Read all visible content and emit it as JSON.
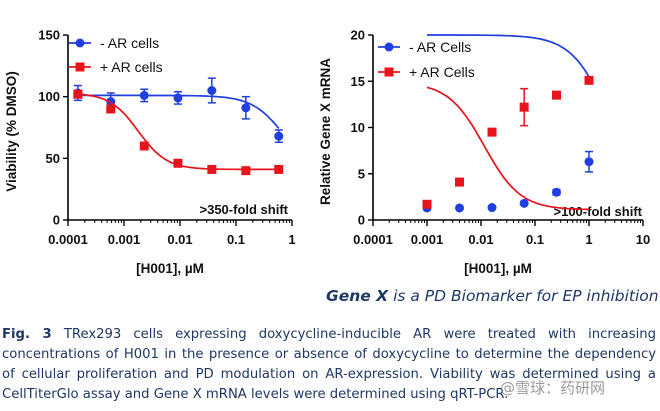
{
  "chart_data": [
    {
      "type": "scatter",
      "ylabel": "Viability (% DMSO)",
      "xlabel": "[H001], µM",
      "xscale": "log",
      "xlim": [
        0.0001,
        1
      ],
      "ylim": [
        0,
        150
      ],
      "x_ticks": [
        "0.0001",
        "0.001",
        "0.01",
        "0.1",
        "1"
      ],
      "x_tick_values": [
        0.0001,
        0.001,
        0.01,
        0.1,
        1
      ],
      "y_ticks": [
        "0",
        "50",
        "100",
        "150"
      ],
      "y_tick_values": [
        0,
        50,
        100,
        150
      ],
      "annotation": ">350-fold shift",
      "legend_position": "top-left",
      "series": [
        {
          "name": "-  AR cells",
          "color": "#1f3fe0",
          "marker": "circle",
          "x": [
            0.00015,
            0.00058,
            0.0023,
            0.0092,
            0.037,
            0.15,
            0.58
          ],
          "y": [
            103,
            96,
            101,
            99,
            105,
            91,
            68
          ],
          "err": [
            6,
            7,
            5,
            5,
            10,
            9,
            5
          ],
          "fit": {
            "top": 101,
            "bottom": 35,
            "ec50": 0.75,
            "hill": 1.5
          }
        },
        {
          "name": "+ AR cells",
          "color": "#e8141c",
          "marker": "square",
          "x": [
            0.00015,
            0.00058,
            0.0023,
            0.0092,
            0.037,
            0.15,
            0.58
          ],
          "y": [
            102,
            90,
            60,
            46,
            41,
            40,
            41
          ],
          "err": [
            3,
            3,
            0,
            0,
            0,
            0,
            0
          ],
          "fit": {
            "top": 103,
            "bottom": 41,
            "ec50": 0.0018,
            "hill": 1.7
          }
        }
      ]
    },
    {
      "type": "scatter",
      "ylabel": "Relative Gene X mRNA",
      "xlabel": "[H001], µM",
      "xscale": "log",
      "xlim": [
        0.0001,
        10
      ],
      "ylim": [
        0,
        20
      ],
      "x_ticks": [
        "0.0001",
        "0.001",
        "0.01",
        "0.1",
        "1",
        "10"
      ],
      "x_tick_values": [
        0.0001,
        0.001,
        0.01,
        0.1,
        1,
        10
      ],
      "y_ticks": [
        "0",
        "5",
        "10",
        "15",
        "20"
      ],
      "y_tick_values": [
        0,
        5,
        10,
        15,
        20
      ],
      "annotation": ">100-fold shift",
      "legend_position": "top-left",
      "series": [
        {
          "name": "-  AR Cells",
          "color": "#1f3fe0",
          "marker": "circle",
          "x": [
            0.001,
            0.004,
            0.016,
            0.063,
            0.25,
            1
          ],
          "y": [
            1.3,
            1.3,
            1.35,
            1.8,
            3.0,
            6.3
          ],
          "err": [
            0,
            0,
            0,
            0,
            0.3,
            1.1
          ],
          "fit": {
            "top": 20,
            "bottom": 1.25,
            "ec50": 2.5,
            "hill": 1.25
          }
        },
        {
          "name": "+ AR Cells",
          "color": "#e8141c",
          "marker": "square",
          "x": [
            0.001,
            0.004,
            0.016,
            0.063,
            0.25,
            1
          ],
          "y": [
            1.7,
            4.1,
            9.5,
            12.2,
            13.5,
            15.1
          ],
          "err": [
            0,
            0,
            0,
            2.0,
            0.3,
            0
          ],
          "fit": {
            "top": 14.9,
            "bottom": 1.1,
            "ec50": 0.0115,
            "hill": 1.3
          }
        }
      ]
    }
  ],
  "subtitle": {
    "gene": "Gene X",
    "rest": " is a PD Biomarker for EP inhibition"
  },
  "caption": {
    "label": "Fig. 3",
    "text": " TRex293 cells expressing doxycycline-inducible AR were treated with increasing concentrations of H001 in the presence or absence of doxycycline to determine the dependency of cellular proliferation and PD modulation on AR-expression. Viability was determined using a CellTiterGlo assay and Gene X mRNA levels were determined using qRT-PCR."
  },
  "watermark": "@雪球：药研网"
}
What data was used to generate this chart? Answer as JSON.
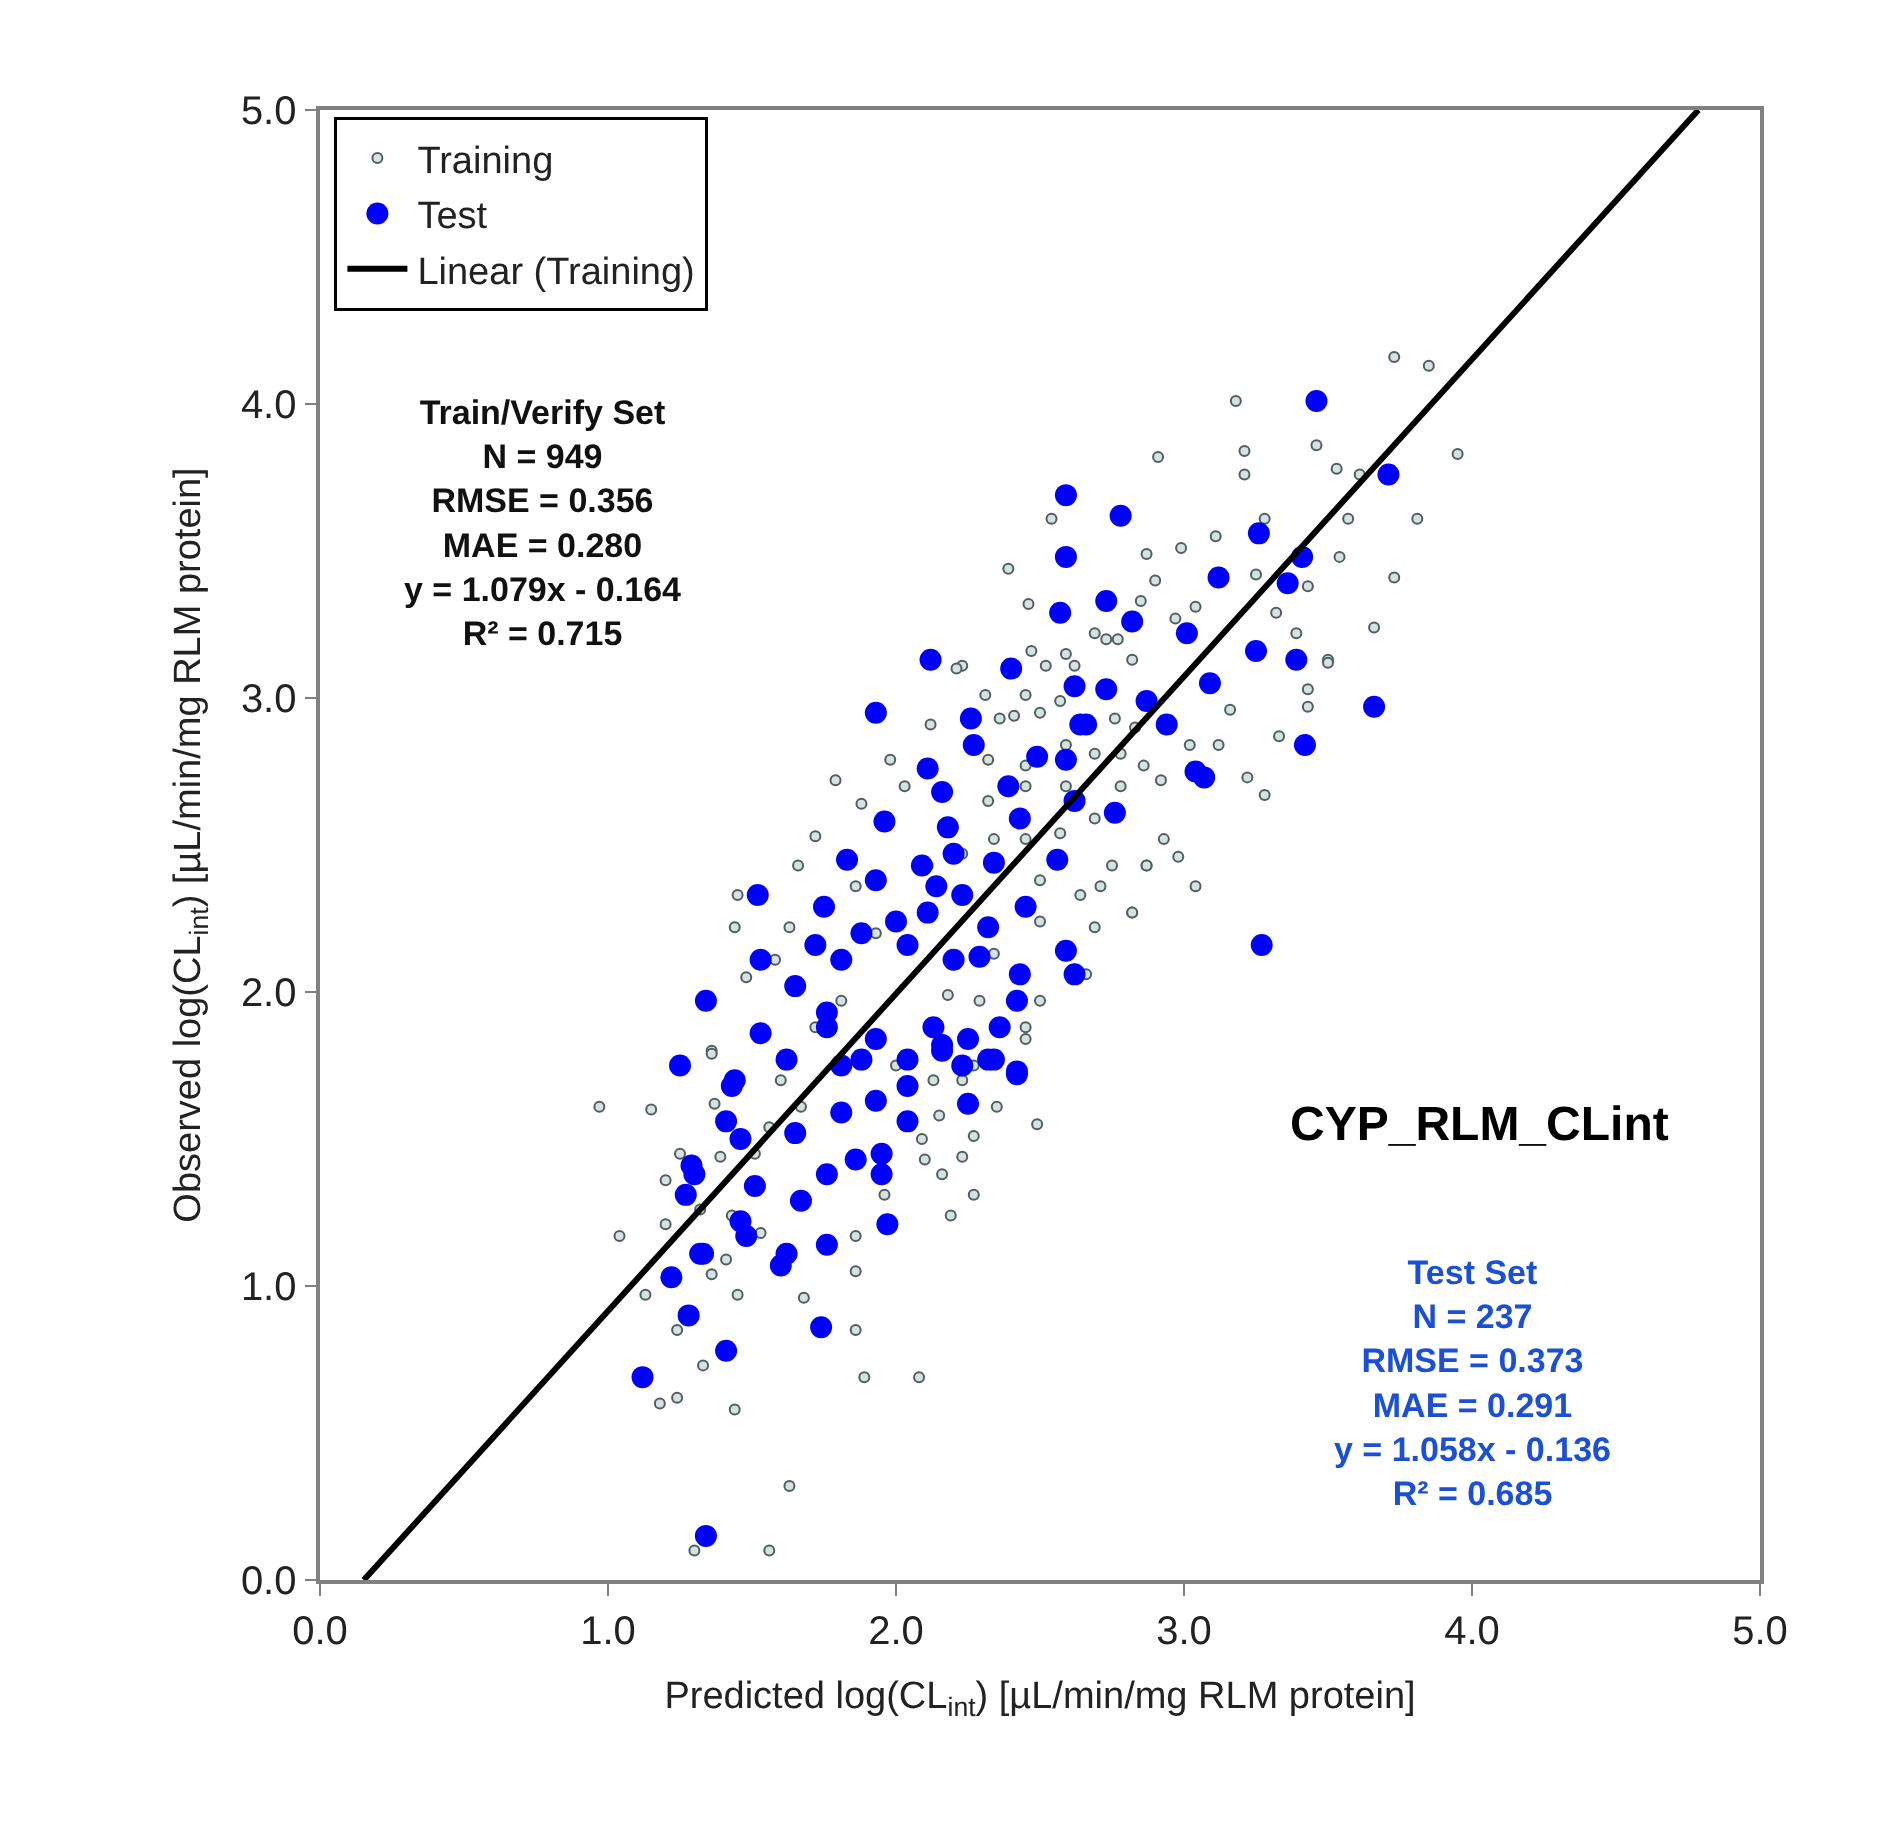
{
  "chart_data": {
    "type": "scatter",
    "xlabel": "Predicted log(CL$_{int}$) [µL/min/mg RLM protein]",
    "ylabel": "Observed log(CL$_{int}$) [µL/min/mg RLM protein]",
    "xlim": [
      0,
      5
    ],
    "ylim": [
      0,
      5
    ],
    "xticks": [
      {
        "value": 0,
        "label": "0.0"
      },
      {
        "value": 1,
        "label": "1.0"
      },
      {
        "value": 2,
        "label": "2.0"
      },
      {
        "value": 3,
        "label": "3.0"
      },
      {
        "value": 4,
        "label": "4.0"
      },
      {
        "value": 5,
        "label": "5.0"
      }
    ],
    "yticks": [
      {
        "value": 0,
        "label": "0.0"
      },
      {
        "value": 1,
        "label": "1.0"
      },
      {
        "value": 2,
        "label": "2.0"
      },
      {
        "value": 3,
        "label": "3.0"
      },
      {
        "value": 4,
        "label": "4.0"
      },
      {
        "value": 5,
        "label": "5.0"
      }
    ],
    "legend": "top left",
    "annotations": [
      "Train/Verify Set\nN = 949\nRMSE = 0.356\nMAE = 0.280\ny = 1.079x - 0.164\nR² = 0.715",
      "CYP_RLM_CLint",
      "Test Set\nN = 237\nRMSE = 0.373\nMAE = 0.291\ny = 1.058x - 0.136\nR² = 0.685"
    ],
    "series": [
      {
        "name": "Training",
        "color": "#4f5f5f",
        "marker": "circle",
        "x": [
          3.73,
          3.85,
          3.95,
          3.81,
          3.73,
          3.66,
          3.18,
          3.46,
          3.21,
          3.21,
          2.91,
          3.53,
          3.61,
          2.54,
          2.39,
          2.46,
          2.87,
          2.99,
          3.11,
          3.28,
          3.57,
          3.54,
          3.43,
          3.32,
          3.39,
          3.5,
          3.43,
          3.43,
          3.16,
          3.33,
          3.22,
          3.28,
          3.12,
          3.02,
          2.92,
          2.86,
          2.93,
          2.98,
          3.04,
          2.87,
          2.75,
          2.82,
          3.25,
          2.9,
          3.04,
          2.97,
          2.85,
          2.77,
          2.69,
          2.62,
          2.52,
          2.45,
          2.36,
          2.5,
          2.76,
          2.83,
          2.78,
          2.69,
          2.59,
          2.45,
          2.32,
          2.23,
          2.59,
          2.78,
          2.69,
          2.57,
          2.45,
          2.34,
          2.5,
          2.64,
          2.71,
          3.5,
          1.04,
          1.15,
          1.2,
          1.2,
          1.13,
          1.24,
          1.18,
          1.24,
          1.33,
          1.44,
          1.3,
          1.56,
          1.63,
          1.89,
          1.86,
          1.68,
          1.86,
          1.45,
          1.36,
          1.41,
          2.19,
          2.27,
          2.23,
          2.16,
          2.1,
          2.27,
          2.49,
          2.35,
          2.15,
          2.09,
          1.96,
          1.86,
          1.36,
          1.37,
          1.51,
          1.43,
          1.53,
          1.32,
          2.45,
          2.27,
          2.13,
          1.67,
          1.56,
          1.39,
          1.25,
          1.45,
          1.44,
          1.48,
          1.36,
          1.58,
          1.63,
          1.66,
          1.72,
          1.79,
          1.88,
          1.98,
          2.03,
          2.12,
          2.21,
          2.31,
          2.41,
          2.47,
          2.59,
          2.73,
          2.82,
          2.87,
          2.82,
          2.69,
          2.5,
          2.66,
          2.5,
          2.29,
          2.11,
          1.93,
          1.81,
          1.72,
          1.6,
          1.86,
          2.23,
          2.45,
          2.57,
          2.32,
          2.34,
          2.18,
          2.0,
          2.45,
          2.23,
          0.97,
          2.08
        ],
        "values": [
          4.16,
          4.13,
          3.83,
          3.61,
          3.41,
          3.24,
          4.01,
          3.86,
          3.84,
          3.76,
          3.82,
          3.78,
          3.76,
          3.61,
          3.44,
          3.32,
          3.49,
          3.51,
          3.55,
          3.61,
          3.61,
          3.48,
          3.38,
          3.29,
          3.22,
          3.13,
          3.03,
          2.97,
          2.96,
          2.87,
          2.73,
          2.67,
          2.84,
          2.84,
          2.72,
          2.77,
          2.52,
          2.46,
          2.36,
          2.43,
          2.43,
          2.27,
          3.42,
          3.4,
          3.31,
          3.27,
          3.33,
          3.2,
          3.22,
          3.11,
          3.11,
          3.01,
          2.93,
          2.95,
          2.93,
          2.9,
          2.81,
          2.81,
          2.84,
          2.7,
          2.79,
          3.11,
          2.7,
          2.7,
          2.59,
          2.54,
          2.52,
          2.52,
          2.38,
          2.33,
          2.36,
          3.12,
          1.17,
          1.6,
          1.36,
          1.21,
          0.97,
          0.85,
          0.6,
          0.62,
          0.73,
          0.58,
          0.1,
          0.1,
          0.32,
          0.69,
          0.85,
          0.96,
          1.05,
          0.97,
          1.04,
          1.09,
          1.24,
          1.31,
          1.44,
          1.38,
          1.43,
          1.51,
          1.55,
          1.61,
          1.58,
          1.5,
          1.31,
          1.17,
          1.8,
          1.62,
          1.45,
          1.24,
          1.18,
          1.26,
          1.88,
          1.75,
          1.7,
          1.61,
          1.54,
          1.44,
          1.45,
          2.33,
          2.22,
          2.05,
          1.79,
          2.11,
          2.22,
          2.43,
          2.53,
          2.72,
          2.64,
          2.79,
          2.7,
          2.91,
          3.1,
          3.01,
          2.94,
          3.16,
          3.15,
          3.2,
          3.13,
          2.43,
          2.27,
          2.22,
          2.24,
          2.06,
          1.97,
          1.97,
          2.43,
          2.2,
          1.97,
          1.88,
          1.7,
          2.36,
          2.47,
          2.77,
          2.99,
          2.65,
          2.13,
          1.99,
          1.75,
          1.84,
          1.7,
          1.61,
          0.69
        ]
      },
      {
        "name": "Test",
        "color": "#0000ff",
        "marker": "circle",
        "x": [
          1.34,
          1.12,
          1.41,
          1.28,
          1.74,
          1.22,
          1.33,
          1.25,
          1.97,
          1.76,
          1.6,
          1.29,
          1.52,
          1.34,
          2.16,
          2.42,
          2.12,
          1.93,
          2.59,
          2.78,
          2.59,
          2.57,
          2.73,
          2.82,
          3.46,
          3.71,
          3.26,
          3.41,
          3.12,
          3.36,
          3.01,
          3.25,
          3.39,
          3.09,
          3.66,
          3.42,
          2.4,
          2.62,
          2.73,
          2.87,
          2.64,
          2.94,
          3.07,
          3.04,
          3.27,
          1.43,
          1.53,
          1.83,
          2.26,
          2.27,
          2.11,
          2.16,
          1.96,
          2.18,
          2.2,
          2.09,
          1.93,
          2.14,
          2.23,
          2.34,
          2.43,
          2.39,
          2.49,
          2.59,
          2.66,
          2.76,
          2.62,
          2.56,
          2.45,
          2.32,
          2.11,
          2.0,
          1.88,
          1.75,
          1.72,
          1.81,
          2.04,
          2.2,
          2.29,
          2.43,
          2.59,
          2.62,
          2.42,
          2.36,
          2.25,
          2.13,
          1.93,
          1.76,
          1.65,
          1.53,
          1.81,
          2.04,
          2.23,
          2.42,
          2.32,
          1.44,
          1.62,
          1.76,
          1.88,
          1.93,
          2.04,
          2.04,
          1.41,
          1.46,
          1.65,
          1.81,
          1.86,
          1.95,
          1.95,
          1.76,
          1.67,
          1.51,
          1.3,
          1.27,
          1.46,
          1.48,
          1.62,
          1.32,
          2.25,
          2.34,
          2.16
        ],
        "values": [
          0.15,
          0.69,
          0.78,
          0.9,
          0.86,
          1.03,
          1.11,
          1.75,
          1.21,
          1.14,
          1.07,
          1.41,
          2.33,
          1.97,
          1.8,
          1.73,
          3.13,
          2.95,
          3.69,
          3.62,
          3.48,
          3.29,
          3.33,
          3.26,
          4.01,
          3.76,
          3.56,
          3.48,
          3.41,
          3.39,
          3.22,
          3.16,
          3.13,
          3.05,
          2.97,
          2.84,
          3.1,
          3.04,
          3.03,
          2.99,
          2.91,
          2.91,
          2.73,
          2.75,
          2.16,
          1.68,
          2.11,
          2.45,
          2.93,
          2.84,
          2.76,
          2.68,
          2.58,
          2.56,
          2.47,
          2.43,
          2.38,
          2.36,
          2.33,
          2.44,
          2.59,
          2.7,
          2.8,
          2.79,
          2.91,
          2.61,
          2.65,
          2.45,
          2.29,
          2.22,
          2.27,
          2.24,
          2.2,
          2.29,
          2.16,
          2.11,
          2.16,
          2.11,
          2.12,
          2.06,
          2.14,
          2.06,
          1.97,
          1.88,
          1.84,
          1.88,
          1.84,
          1.93,
          2.02,
          1.86,
          1.75,
          1.77,
          1.75,
          1.72,
          1.77,
          1.7,
          1.77,
          1.88,
          1.77,
          1.63,
          1.68,
          1.56,
          1.56,
          1.5,
          1.52,
          1.59,
          1.43,
          1.45,
          1.38,
          1.38,
          1.29,
          1.34,
          1.38,
          1.31,
          1.22,
          1.17,
          1.11,
          1.11,
          1.62,
          1.77,
          1.82
        ]
      },
      {
        "name": "Linear (Training)",
        "type": "line",
        "marker": "none",
        "color": "#000000",
        "x": [
          0.152,
          4.786
        ],
        "values": [
          0,
          5
        ]
      }
    ]
  }
}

§ **TASK DESCRIPTION**
From the material above, count the lines that include "Viability" and give only the total.

§ **RESULT BELOW**
2